## The exercise
Reproduce the full listing below unchanged, apart from the pictures.

— START OF Recorded information —

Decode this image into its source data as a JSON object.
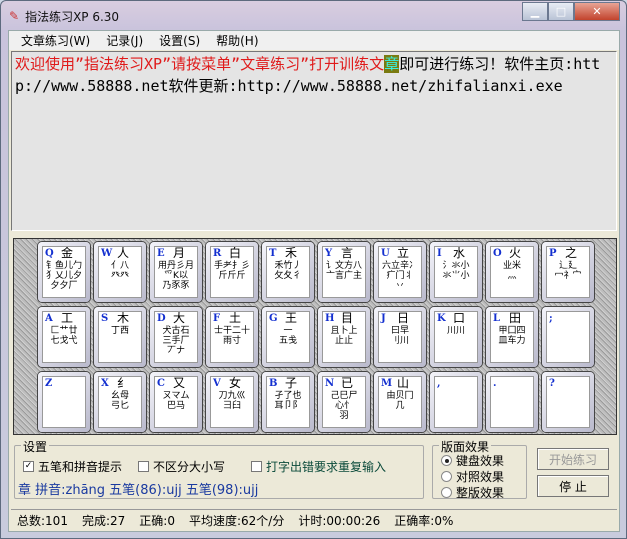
{
  "window": {
    "title": "指法练习XP 6.30"
  },
  "menu": [
    "文章练习(W)",
    "记录(J)",
    "设置(S)",
    "帮助(H)"
  ],
  "text": {
    "red": "欢迎使用”指法练习XP”请按菜单”文章练习”打开训练文",
    "current": "章",
    "rest": "即可进行练习！软件主页:http://www.58888.net软件更新:http://www.58888.net/zhifalianxi.exe"
  },
  "keyboard": {
    "rows": [
      [
        {
          "k": "Q",
          "r": "金",
          "s": "钅鱼儿勹\n犭乂儿夕\n夕夕厂"
        },
        {
          "k": "W",
          "r": "人",
          "s": "亻八\n癶癶"
        },
        {
          "k": "E",
          "r": "月",
          "s": "用丹彡月\n爫K以\n乃豕豕"
        },
        {
          "k": "R",
          "r": "白",
          "s": "手耂扌彡\n斤斤斤"
        },
        {
          "k": "T",
          "r": "禾",
          "s": "禾竹丿\n攵夂彳"
        },
        {
          "k": "Y",
          "r": "言",
          "s": "讠文方八\n亠言广主"
        },
        {
          "k": "U",
          "r": "立",
          "s": "六立辛冫\n疒门丬\n丷"
        },
        {
          "k": "I",
          "r": "水",
          "s": "氵氺小\n氺⺌小"
        },
        {
          "k": "O",
          "r": "火",
          "s": "业米\n灬"
        },
        {
          "k": "P",
          "r": "之",
          "s": "辶廴\n冖礻宀"
        }
      ],
      [
        {
          "k": "A",
          "r": "工",
          "s": "匚艹廿\n七戈弋"
        },
        {
          "k": "S",
          "r": "木",
          "s": "丁西"
        },
        {
          "k": "D",
          "r": "大",
          "s": "犬古石\n三手厂\n丆ナ"
        },
        {
          "k": "F",
          "r": "土",
          "s": "士干二十\n雨寸"
        },
        {
          "k": "G",
          "r": "王",
          "s": "一\n五戋"
        },
        {
          "k": "H",
          "r": "目",
          "s": "且卜上\n止止"
        },
        {
          "k": "J",
          "r": "日",
          "s": "曰早\n刂川"
        },
        {
          "k": "K",
          "r": "口",
          "s": "川川"
        },
        {
          "k": "L",
          "r": "田",
          "s": "甲囗四\n皿车力"
        },
        {
          "k": ";",
          "r": "",
          "s": ""
        }
      ],
      [
        {
          "k": "Z",
          "r": "",
          "s": ""
        },
        {
          "k": "X",
          "r": "纟",
          "s": "幺母\n弓匕"
        },
        {
          "k": "C",
          "r": "又",
          "s": "ㄡマム\n巴马"
        },
        {
          "k": "V",
          "r": "女",
          "s": "刀九巛\n彐臼"
        },
        {
          "k": "B",
          "r": "子",
          "s": "孑了也\n耳卩阝"
        },
        {
          "k": "N",
          "r": "已",
          "s": "己巳尸\n心忄\n羽"
        },
        {
          "k": "M",
          "r": "山",
          "s": "由贝冂\n几"
        },
        {
          "k": ",",
          "r": "",
          "s": ""
        },
        {
          "k": ".",
          "r": "",
          "s": ""
        },
        {
          "k": "?",
          "r": "",
          "s": ""
        }
      ]
    ]
  },
  "settings": {
    "title": "设置",
    "opt1": "五笔和拼音提示",
    "opt1_checked": true,
    "opt2": "不区分大小写",
    "opt2_checked": false,
    "opt3": "打字出错要求重复输入",
    "opt3_checked": false,
    "hint": "章 拼音:zhāng 五笔(86):ujj 五笔(98):ujj"
  },
  "layout_effect": {
    "title": "版面效果",
    "options": [
      "键盘效果",
      "对照效果",
      "整版效果"
    ],
    "selected": "键盘效果"
  },
  "buttons": {
    "start": "开始练习",
    "stop": "停 止"
  },
  "status": {
    "total": "总数:101",
    "done": "完成:27",
    "correct": "正确:0",
    "speed": "平均速度:62个/分",
    "timer": "计时:00:00:26",
    "accuracy": "正确率:0%"
  }
}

— END OF Recorded information —

## Solution for this exercise
Decode this image into its source data as a JSON object.
{
  "window": {
    "title": "指法练习XP 6.30"
  },
  "menu": [
    "文章练习(W)",
    "记录(J)",
    "设置(S)",
    "帮助(H)"
  ],
  "text": {
    "red": "欢迎使用”指法练习XP”请按菜单”文章练习”打开训练文",
    "current": "章",
    "rest": "即可进行练习！软件主页:http://www.58888.net软件更新:http://www.58888.net/zhifalianxi.exe"
  },
  "keyboard": {
    "rows": [
      [
        {
          "k": "Q",
          "r": "金",
          "s": "钅鱼儿勹\n犭乂儿夕\n夕夕厂"
        },
        {
          "k": "W",
          "r": "人",
          "s": "亻八\n癶癶"
        },
        {
          "k": "E",
          "r": "月",
          "s": "用丹彡月\n爫K以\n乃豕豕"
        },
        {
          "k": "R",
          "r": "白",
          "s": "手耂扌彡\n斤斤斤"
        },
        {
          "k": "T",
          "r": "禾",
          "s": "禾竹丿\n攵夂彳"
        },
        {
          "k": "Y",
          "r": "言",
          "s": "讠文方八\n亠言广主"
        },
        {
          "k": "U",
          "r": "立",
          "s": "六立辛冫\n疒门丬\n丷"
        },
        {
          "k": "I",
          "r": "水",
          "s": "氵氺小\n氺⺌小"
        },
        {
          "k": "O",
          "r": "火",
          "s": "业米\n灬"
        },
        {
          "k": "P",
          "r": "之",
          "s": "辶廴\n冖礻宀"
        }
      ],
      [
        {
          "k": "A",
          "r": "工",
          "s": "匚艹廿\n七戈弋"
        },
        {
          "k": "S",
          "r": "木",
          "s": "丁西"
        },
        {
          "k": "D",
          "r": "大",
          "s": "犬古石\n三手厂\n丆ナ"
        },
        {
          "k": "F",
          "r": "土",
          "s": "士干二十\n雨寸"
        },
        {
          "k": "G",
          "r": "王",
          "s": "一\n五戋"
        },
        {
          "k": "H",
          "r": "目",
          "s": "且卜上\n止止"
        },
        {
          "k": "J",
          "r": "日",
          "s": "曰早\n刂川"
        },
        {
          "k": "K",
          "r": "口",
          "s": "川川"
        },
        {
          "k": "L",
          "r": "田",
          "s": "甲囗四\n皿车力"
        },
        {
          "k": ";",
          "r": "",
          "s": ""
        }
      ],
      [
        {
          "k": "Z",
          "r": "",
          "s": ""
        },
        {
          "k": "X",
          "r": "纟",
          "s": "幺母\n弓匕"
        },
        {
          "k": "C",
          "r": "又",
          "s": "ㄡマム\n巴马"
        },
        {
          "k": "V",
          "r": "女",
          "s": "刀九巛\n彐臼"
        },
        {
          "k": "B",
          "r": "子",
          "s": "孑了也\n耳卩阝"
        },
        {
          "k": "N",
          "r": "已",
          "s": "己巳尸\n心忄\n羽"
        },
        {
          "k": "M",
          "r": "山",
          "s": "由贝冂\n几"
        },
        {
          "k": ",",
          "r": "",
          "s": ""
        },
        {
          "k": ".",
          "r": "",
          "s": ""
        },
        {
          "k": "?",
          "r": "",
          "s": ""
        }
      ]
    ]
  },
  "settings": {
    "title": "设置",
    "opt1": "五笔和拼音提示",
    "opt1_checked": true,
    "opt2": "不区分大小写",
    "opt2_checked": false,
    "opt3": "打字出错要求重复输入",
    "opt3_checked": false,
    "hint": "章 拼音:zhāng 五笔(86):ujj 五笔(98):ujj"
  },
  "layout_effect": {
    "title": "版面效果",
    "options": [
      "键盘效果",
      "对照效果",
      "整版效果"
    ],
    "selected": "键盘效果"
  },
  "buttons": {
    "start": "开始练习",
    "stop": "停 止"
  },
  "status": {
    "total": "总数:101",
    "done": "完成:27",
    "correct": "正确:0",
    "speed": "平均速度:62个/分",
    "timer": "计时:00:00:26",
    "accuracy": "正确率:0%"
  }
}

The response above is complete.